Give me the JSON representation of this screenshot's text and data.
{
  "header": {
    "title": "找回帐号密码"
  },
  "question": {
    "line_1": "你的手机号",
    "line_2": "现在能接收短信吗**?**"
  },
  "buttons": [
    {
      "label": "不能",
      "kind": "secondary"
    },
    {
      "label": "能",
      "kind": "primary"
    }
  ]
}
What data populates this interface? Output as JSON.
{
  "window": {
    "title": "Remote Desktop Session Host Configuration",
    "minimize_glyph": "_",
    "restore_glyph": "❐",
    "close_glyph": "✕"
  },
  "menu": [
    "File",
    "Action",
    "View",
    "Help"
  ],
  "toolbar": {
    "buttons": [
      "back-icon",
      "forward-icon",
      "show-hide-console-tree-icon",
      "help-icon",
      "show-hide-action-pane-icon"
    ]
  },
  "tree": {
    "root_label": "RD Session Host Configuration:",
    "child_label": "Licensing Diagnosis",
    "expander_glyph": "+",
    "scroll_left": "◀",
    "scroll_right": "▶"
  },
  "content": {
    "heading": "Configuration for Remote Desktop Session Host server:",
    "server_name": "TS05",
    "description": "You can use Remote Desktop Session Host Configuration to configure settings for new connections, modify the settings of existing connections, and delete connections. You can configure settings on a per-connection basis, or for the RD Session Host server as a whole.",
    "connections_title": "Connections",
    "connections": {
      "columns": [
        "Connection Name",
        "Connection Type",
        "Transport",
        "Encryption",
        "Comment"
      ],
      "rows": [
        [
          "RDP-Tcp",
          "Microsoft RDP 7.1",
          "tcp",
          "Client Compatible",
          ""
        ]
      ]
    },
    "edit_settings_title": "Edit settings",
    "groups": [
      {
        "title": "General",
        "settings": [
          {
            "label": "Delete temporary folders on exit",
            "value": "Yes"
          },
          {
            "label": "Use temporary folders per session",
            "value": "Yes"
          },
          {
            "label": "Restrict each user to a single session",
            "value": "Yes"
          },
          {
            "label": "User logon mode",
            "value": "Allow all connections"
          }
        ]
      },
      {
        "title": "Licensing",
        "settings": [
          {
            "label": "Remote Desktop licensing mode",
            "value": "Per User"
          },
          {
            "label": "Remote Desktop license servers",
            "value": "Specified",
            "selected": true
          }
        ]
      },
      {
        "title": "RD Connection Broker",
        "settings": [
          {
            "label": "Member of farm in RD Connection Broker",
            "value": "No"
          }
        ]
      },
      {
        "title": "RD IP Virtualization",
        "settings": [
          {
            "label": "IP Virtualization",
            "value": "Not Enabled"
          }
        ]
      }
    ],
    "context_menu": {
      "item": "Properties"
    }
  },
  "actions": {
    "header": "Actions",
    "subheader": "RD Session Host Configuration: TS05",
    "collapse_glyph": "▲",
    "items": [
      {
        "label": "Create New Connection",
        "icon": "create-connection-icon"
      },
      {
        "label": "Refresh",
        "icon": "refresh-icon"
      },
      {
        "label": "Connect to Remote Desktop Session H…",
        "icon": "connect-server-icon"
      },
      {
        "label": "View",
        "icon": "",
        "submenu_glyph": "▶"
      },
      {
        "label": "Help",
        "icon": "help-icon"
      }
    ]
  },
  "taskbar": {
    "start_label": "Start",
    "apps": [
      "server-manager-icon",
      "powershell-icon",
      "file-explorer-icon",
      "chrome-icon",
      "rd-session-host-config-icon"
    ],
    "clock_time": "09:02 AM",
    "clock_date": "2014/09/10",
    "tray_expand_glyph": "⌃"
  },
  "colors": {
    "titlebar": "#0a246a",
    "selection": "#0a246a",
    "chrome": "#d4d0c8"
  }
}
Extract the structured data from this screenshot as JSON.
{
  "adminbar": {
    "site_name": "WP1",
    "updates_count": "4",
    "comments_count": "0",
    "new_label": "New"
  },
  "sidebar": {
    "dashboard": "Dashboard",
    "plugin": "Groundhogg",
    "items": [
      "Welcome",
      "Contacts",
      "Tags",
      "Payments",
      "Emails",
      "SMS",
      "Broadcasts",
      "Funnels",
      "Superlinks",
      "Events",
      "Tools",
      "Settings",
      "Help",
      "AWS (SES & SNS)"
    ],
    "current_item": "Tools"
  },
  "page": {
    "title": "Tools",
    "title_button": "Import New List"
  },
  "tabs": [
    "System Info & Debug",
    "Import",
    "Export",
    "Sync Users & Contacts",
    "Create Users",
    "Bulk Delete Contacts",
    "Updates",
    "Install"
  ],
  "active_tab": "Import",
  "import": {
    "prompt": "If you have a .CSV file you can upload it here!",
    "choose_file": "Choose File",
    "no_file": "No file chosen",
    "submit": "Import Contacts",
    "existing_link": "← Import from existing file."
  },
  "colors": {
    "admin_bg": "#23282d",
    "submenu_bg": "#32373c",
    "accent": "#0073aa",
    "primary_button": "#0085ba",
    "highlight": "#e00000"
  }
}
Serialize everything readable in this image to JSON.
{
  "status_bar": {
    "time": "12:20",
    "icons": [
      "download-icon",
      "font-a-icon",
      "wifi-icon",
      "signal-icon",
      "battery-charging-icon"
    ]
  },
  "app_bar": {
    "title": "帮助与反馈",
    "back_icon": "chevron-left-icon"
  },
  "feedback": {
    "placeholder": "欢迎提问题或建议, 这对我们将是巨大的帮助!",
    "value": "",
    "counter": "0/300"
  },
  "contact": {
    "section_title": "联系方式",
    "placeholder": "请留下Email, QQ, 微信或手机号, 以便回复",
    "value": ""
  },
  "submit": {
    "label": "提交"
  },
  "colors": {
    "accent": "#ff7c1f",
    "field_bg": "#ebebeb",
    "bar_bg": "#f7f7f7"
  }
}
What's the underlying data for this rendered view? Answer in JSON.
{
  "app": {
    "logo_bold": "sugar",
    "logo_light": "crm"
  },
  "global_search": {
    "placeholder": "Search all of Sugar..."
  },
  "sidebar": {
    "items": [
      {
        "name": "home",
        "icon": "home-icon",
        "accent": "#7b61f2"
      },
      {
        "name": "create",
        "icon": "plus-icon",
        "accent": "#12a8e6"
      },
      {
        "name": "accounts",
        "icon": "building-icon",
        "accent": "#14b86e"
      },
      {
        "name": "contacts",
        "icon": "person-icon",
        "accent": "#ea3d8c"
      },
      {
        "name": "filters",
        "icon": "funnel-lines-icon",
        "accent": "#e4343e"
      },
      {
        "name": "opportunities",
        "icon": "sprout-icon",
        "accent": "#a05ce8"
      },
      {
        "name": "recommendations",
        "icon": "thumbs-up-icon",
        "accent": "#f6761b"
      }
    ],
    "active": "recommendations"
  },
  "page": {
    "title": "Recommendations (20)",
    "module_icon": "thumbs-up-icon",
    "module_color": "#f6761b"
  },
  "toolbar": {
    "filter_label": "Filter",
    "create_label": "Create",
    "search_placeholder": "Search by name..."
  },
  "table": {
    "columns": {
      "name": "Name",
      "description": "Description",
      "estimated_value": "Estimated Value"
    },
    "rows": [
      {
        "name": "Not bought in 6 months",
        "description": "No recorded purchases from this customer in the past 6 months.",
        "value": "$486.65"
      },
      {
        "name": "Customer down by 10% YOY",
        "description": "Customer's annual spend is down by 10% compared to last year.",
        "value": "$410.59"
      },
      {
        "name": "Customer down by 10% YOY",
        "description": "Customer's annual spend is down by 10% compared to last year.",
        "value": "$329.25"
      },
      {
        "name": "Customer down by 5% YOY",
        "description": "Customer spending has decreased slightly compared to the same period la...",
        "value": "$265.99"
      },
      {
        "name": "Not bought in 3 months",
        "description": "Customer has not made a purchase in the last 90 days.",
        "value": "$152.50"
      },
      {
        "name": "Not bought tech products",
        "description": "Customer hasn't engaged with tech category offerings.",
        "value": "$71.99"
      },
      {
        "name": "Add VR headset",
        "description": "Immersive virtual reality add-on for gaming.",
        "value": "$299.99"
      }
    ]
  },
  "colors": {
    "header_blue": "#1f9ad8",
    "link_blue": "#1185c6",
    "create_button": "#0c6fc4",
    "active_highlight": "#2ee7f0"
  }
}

● **To be done**: From the entries above, extract every line where the word "show" appears.

● **Problem solution**:
      "show-hide-console-tree-icon",
      "show-hide-action-pane-icon"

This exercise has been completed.